■ **TEXT PROVIDED**
===
28/10/2019

Withholding taxes and anti-abuse provisions in the Netherlands

Introduction

On 17 September 2019, the Dutch 2020 Budget and accompanying legislative proposals were presented by the Dutch Minister of Finance. One of the proposals is a bill to introduce a conditional withholding tax on interest and royalties (“CWHT”) which will apply to payments of interest and royalties to related entities situated in low-tax jurisdictions, as well as in abusive situations. In this newsletter we will describe the most important aspects of the bill, which should enter into force with effect from 1 January 2021. Furthermore, we will describe how the bill will impact the current anti-abuse provisions in the Dutch Corporate Income Tax Act and the Dutch Dividend Withholding Tax Act. Also, we will give a brief recap on the Dutch dividend withholding tax developments of the last years. Please note that the bill still needs to be approved by Dutch Parliament and may therefore be subject to change.

 

2020 Budget – Conditional withholding tax on interest and royalties

The CWHT is due on gross interest and royalty payments made by Dutch resident corporate entities. The CWHT will only be due if the recipient of the interest/royalty payments is:

  • A corporate entity that is a related entity to the Dutch company; and
  • Residing in a low-tax jurisdiction.

The applicable tax rate will be equal to the top corporate income tax rate, which, for 2021 will expectedly be 21.7%. Please note that the CWHT cannot be credited against Dutch corporate income tax payable by non-resident Dutch corporate income taxpayers being subject to Dutch corporate income tax on account of income from a substantial interest in a Netherlands resident entity.
===
■ **ENTRIES SHOWN**
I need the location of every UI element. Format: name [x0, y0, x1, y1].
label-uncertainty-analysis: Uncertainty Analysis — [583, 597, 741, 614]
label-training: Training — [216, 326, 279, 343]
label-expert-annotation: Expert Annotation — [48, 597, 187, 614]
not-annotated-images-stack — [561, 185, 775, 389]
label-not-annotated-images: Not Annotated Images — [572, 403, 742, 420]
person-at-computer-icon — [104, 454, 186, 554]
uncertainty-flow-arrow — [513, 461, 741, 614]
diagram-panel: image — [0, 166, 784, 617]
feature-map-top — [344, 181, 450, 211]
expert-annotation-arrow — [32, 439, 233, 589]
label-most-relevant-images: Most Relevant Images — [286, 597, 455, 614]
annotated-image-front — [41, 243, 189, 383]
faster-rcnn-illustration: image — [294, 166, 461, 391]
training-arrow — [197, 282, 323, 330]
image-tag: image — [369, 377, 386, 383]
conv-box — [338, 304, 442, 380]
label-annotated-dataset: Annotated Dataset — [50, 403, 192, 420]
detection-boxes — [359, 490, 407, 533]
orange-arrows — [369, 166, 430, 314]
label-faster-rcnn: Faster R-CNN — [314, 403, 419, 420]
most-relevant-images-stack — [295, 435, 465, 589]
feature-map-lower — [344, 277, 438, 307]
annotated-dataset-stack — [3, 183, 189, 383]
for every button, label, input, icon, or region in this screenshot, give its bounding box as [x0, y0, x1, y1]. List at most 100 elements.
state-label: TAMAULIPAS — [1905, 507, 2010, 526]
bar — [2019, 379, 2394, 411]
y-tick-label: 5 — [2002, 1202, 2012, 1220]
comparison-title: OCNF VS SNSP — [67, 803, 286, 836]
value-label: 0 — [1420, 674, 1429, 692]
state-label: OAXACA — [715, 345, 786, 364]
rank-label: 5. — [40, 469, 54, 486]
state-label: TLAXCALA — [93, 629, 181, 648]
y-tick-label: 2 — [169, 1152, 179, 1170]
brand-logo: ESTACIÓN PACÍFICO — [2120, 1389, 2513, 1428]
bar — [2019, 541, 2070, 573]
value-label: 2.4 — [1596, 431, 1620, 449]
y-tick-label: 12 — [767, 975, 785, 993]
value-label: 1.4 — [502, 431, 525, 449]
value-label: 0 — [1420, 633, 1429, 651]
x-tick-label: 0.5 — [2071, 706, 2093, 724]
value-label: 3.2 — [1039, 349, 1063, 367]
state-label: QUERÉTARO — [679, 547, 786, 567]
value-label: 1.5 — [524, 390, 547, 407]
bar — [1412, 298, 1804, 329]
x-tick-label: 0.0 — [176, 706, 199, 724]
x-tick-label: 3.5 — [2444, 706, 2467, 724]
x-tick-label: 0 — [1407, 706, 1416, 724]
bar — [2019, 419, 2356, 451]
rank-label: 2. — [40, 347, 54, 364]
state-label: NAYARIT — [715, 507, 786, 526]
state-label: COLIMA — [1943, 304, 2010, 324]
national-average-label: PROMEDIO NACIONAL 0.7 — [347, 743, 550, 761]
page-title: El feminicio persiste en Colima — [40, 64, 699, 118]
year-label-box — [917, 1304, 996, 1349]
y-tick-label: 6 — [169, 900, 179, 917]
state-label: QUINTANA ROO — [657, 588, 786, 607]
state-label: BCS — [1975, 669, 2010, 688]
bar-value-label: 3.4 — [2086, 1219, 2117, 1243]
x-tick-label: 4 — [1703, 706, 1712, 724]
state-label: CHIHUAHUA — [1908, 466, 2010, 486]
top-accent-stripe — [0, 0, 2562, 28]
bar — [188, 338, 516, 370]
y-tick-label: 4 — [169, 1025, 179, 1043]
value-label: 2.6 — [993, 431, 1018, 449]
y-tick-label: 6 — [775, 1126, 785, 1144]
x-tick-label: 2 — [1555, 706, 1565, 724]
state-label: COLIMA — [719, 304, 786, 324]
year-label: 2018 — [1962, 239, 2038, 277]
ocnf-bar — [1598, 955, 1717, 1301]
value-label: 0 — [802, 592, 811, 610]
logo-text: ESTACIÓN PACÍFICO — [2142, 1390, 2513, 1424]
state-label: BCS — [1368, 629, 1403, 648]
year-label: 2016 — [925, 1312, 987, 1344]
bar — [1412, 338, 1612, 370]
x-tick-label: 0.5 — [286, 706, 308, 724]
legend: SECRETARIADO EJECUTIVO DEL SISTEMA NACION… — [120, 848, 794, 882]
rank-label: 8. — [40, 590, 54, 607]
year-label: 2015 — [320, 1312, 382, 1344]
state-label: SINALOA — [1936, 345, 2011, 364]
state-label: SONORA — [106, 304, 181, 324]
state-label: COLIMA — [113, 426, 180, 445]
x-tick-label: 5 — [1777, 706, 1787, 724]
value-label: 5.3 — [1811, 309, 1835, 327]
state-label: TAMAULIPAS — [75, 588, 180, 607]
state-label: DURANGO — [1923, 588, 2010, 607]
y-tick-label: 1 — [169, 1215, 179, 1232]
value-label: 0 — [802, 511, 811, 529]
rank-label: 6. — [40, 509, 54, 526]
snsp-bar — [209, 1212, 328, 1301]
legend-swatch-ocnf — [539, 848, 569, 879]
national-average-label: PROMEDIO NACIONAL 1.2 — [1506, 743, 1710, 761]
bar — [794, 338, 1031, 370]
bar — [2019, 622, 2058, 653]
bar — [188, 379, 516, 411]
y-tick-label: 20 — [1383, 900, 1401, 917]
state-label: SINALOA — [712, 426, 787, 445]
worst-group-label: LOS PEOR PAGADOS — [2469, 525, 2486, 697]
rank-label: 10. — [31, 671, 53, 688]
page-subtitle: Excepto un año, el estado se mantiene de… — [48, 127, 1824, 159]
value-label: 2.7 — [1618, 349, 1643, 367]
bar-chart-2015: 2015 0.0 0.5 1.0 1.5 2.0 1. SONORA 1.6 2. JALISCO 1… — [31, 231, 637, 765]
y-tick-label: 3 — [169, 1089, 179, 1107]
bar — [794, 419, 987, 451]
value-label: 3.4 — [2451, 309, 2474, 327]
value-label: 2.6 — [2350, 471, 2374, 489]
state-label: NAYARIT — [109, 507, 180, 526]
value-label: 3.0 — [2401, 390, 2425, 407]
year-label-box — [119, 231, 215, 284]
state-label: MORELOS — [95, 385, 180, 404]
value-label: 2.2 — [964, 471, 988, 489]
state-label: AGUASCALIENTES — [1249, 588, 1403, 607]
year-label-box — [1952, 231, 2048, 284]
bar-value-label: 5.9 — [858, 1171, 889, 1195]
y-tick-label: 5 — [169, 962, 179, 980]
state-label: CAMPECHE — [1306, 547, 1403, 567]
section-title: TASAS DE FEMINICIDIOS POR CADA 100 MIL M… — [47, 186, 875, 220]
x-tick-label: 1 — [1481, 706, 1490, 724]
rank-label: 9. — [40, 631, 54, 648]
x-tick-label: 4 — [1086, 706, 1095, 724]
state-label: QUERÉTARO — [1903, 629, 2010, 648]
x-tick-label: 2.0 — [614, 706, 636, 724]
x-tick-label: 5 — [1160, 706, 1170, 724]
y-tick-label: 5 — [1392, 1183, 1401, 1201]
===
■ **AIM A**
According to the newsletter on Dutch withholding taxes, from what date should the conditional withholding tax bill take effect?
■ **AIM B**
Give the listing from its first line through the line with "expert-annotation-arrow — [32, 439, 233, 589]" as a JSON list of strings, one string per line, leaving out blank lines.

■ **TASK OUTPUT A**
1 January 2021

■ **TASK OUTPUT B**
[
  "I need the location of every UI element. Format: name [x0, y0, x1, y1].",
  "label-uncertainty-analysis: Uncertainty Analysis — [583, 597, 741, 614]",
  "label-training: Training — [216, 326, 279, 343]",
  "label-expert-annotation: Expert Annotation — [48, 597, 187, 614]",
  "not-annotated-images-stack — [561, 185, 775, 389]",
  "label-not-annotated-images: Not Annotated Images — [572, 403, 742, 420]",
  "person-at-computer-icon — [104, 454, 186, 554]",
  "uncertainty-flow-arrow — [513, 461, 741, 614]",
  "diagram-panel: image — [0, 166, 784, 617]",
  "feature-map-top — [344, 181, 450, 211]",
  "expert-annotation-arrow — [32, 439, 233, 589]"
]